### GIVEN REQUEST 1:
Based on the list of figure descriptions, decide whether each statement (a), (b) and (c) agrees with it. Answer yes or no for each, and quote the deciding words: (a) FIG. 8 shows the supply signal for forming a large dot; (b) FIG. 7C shows the state of a meniscus adjacent to a nozzle; (c) FIG. 6 relates the timing of start of a third driving pulse to ink discharge amount and speed.

------ PASSAGE SHOWN

FIG. 6 is a graph illustrating the relationship between the timing of start of a third driving pulse and ink discharge amount and speed.

FIG. 7A is a schematic diagram illustrating a fifth driving pulse.

FIG. 7B is a schematic diagram illustrating the state of a pressure chamber associated with the fifth driving pulse illustrated in FIG. 7A.

FIG. 7C is a schematic diagram illustrating the state of a meniscus adjacent to a nozzle.

FIG. 8 is a waveform diagram of a supply signal to be supplied to form a small dot.

FIG. 9 is a waveform diagram of a supply signal to be supplied to form a medium dot.

FIG. 10 is a waveform diagram of a supply signal to be supplied to form a large dot.

------------
------ EXTRACTED MATERIAL

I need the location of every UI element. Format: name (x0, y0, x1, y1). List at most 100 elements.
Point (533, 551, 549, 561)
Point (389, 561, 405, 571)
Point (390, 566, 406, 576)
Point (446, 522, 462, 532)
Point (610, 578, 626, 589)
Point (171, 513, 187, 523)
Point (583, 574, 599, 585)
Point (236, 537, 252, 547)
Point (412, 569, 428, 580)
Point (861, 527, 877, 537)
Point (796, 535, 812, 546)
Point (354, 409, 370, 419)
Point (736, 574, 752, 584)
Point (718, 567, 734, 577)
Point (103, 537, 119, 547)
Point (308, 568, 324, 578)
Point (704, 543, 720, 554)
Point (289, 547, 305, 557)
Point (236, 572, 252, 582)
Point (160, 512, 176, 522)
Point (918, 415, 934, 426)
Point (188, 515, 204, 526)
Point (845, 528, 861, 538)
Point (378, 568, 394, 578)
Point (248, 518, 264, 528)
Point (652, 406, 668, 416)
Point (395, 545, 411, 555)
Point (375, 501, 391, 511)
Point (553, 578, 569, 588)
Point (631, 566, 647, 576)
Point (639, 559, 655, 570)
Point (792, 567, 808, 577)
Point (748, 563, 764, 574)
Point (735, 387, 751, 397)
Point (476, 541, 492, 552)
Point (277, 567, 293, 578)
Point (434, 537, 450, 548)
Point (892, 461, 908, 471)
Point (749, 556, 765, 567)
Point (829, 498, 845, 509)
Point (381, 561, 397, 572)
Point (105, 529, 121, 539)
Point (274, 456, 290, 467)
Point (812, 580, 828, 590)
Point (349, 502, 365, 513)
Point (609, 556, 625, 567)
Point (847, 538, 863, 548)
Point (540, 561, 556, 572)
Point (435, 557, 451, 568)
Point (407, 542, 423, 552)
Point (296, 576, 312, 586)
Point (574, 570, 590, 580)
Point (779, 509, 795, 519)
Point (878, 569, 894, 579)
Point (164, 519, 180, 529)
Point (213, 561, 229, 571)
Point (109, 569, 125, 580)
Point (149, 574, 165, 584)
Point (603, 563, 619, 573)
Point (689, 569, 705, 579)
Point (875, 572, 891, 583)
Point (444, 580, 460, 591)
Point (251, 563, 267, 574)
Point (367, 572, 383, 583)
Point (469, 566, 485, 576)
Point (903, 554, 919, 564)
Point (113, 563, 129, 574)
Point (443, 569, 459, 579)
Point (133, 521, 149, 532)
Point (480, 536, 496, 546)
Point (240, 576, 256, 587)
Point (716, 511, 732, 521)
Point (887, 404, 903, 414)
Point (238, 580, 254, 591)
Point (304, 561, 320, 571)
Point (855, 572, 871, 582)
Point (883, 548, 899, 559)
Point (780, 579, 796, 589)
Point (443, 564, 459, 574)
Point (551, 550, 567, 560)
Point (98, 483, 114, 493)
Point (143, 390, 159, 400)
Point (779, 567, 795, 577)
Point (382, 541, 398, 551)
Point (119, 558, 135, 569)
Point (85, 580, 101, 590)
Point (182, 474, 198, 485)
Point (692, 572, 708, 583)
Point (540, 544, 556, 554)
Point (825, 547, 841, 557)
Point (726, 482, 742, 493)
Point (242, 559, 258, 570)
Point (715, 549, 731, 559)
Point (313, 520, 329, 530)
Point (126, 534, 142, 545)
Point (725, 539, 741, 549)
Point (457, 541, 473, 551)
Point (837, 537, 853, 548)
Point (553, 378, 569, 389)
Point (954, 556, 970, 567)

------------

### GIVEN REQUEST 2:
Copy out the rows word for word, from the first row down to the line containing "Point (540, 561, 556, 572)", including that line.

### CORRECT RESULT 1:
(a) No: "FIG. 8 is a waveform diagram of a supply signal to be supplied to form a small dot."
(b) Yes: "FIG. 7C is a schematic diagram illustrating the state of a meniscus adjacent to a nozzle."
(c) Yes: "FIG. 6 is a graph illustrating the relationship between the timing of start of a third driving pulse and ink discharge amount and speed."

### CORRECT RESULT 2:
I need the location of every UI element. Format: name (x0, y0, x1, y1). List at most 100 elements.
Point (533, 551, 549, 561)
Point (389, 561, 405, 571)
Point (390, 566, 406, 576)
Point (446, 522, 462, 532)
Point (610, 578, 626, 589)
Point (171, 513, 187, 523)
Point (583, 574, 599, 585)
Point (236, 537, 252, 547)
Point (412, 569, 428, 580)
Point (861, 527, 877, 537)
Point (796, 535, 812, 546)
Point (354, 409, 370, 419)
Point (736, 574, 752, 584)
Point (718, 567, 734, 577)
Point (103, 537, 119, 547)
Point (308, 568, 324, 578)
Point (704, 543, 720, 554)
Point (289, 547, 305, 557)
Point (236, 572, 252, 582)
Point (160, 512, 176, 522)
Point (918, 415, 934, 426)
Point (188, 515, 204, 526)
Point (845, 528, 861, 538)
Point (378, 568, 394, 578)
Point (248, 518, 264, 528)
Point (652, 406, 668, 416)
Point (395, 545, 411, 555)
Point (375, 501, 391, 511)
Point (553, 578, 569, 588)
Point (631, 566, 647, 576)
Point (639, 559, 655, 570)
Point (792, 567, 808, 577)
Point (748, 563, 764, 574)
Point (735, 387, 751, 397)
Point (476, 541, 492, 552)
Point (277, 567, 293, 578)
Point (434, 537, 450, 548)
Point (892, 461, 908, 471)
Point (749, 556, 765, 567)
Point (829, 498, 845, 509)
Point (381, 561, 397, 572)
Point (105, 529, 121, 539)
Point (274, 456, 290, 467)
Point (812, 580, 828, 590)
Point (349, 502, 365, 513)
Point (609, 556, 625, 567)
Point (847, 538, 863, 548)
Point (540, 561, 556, 572)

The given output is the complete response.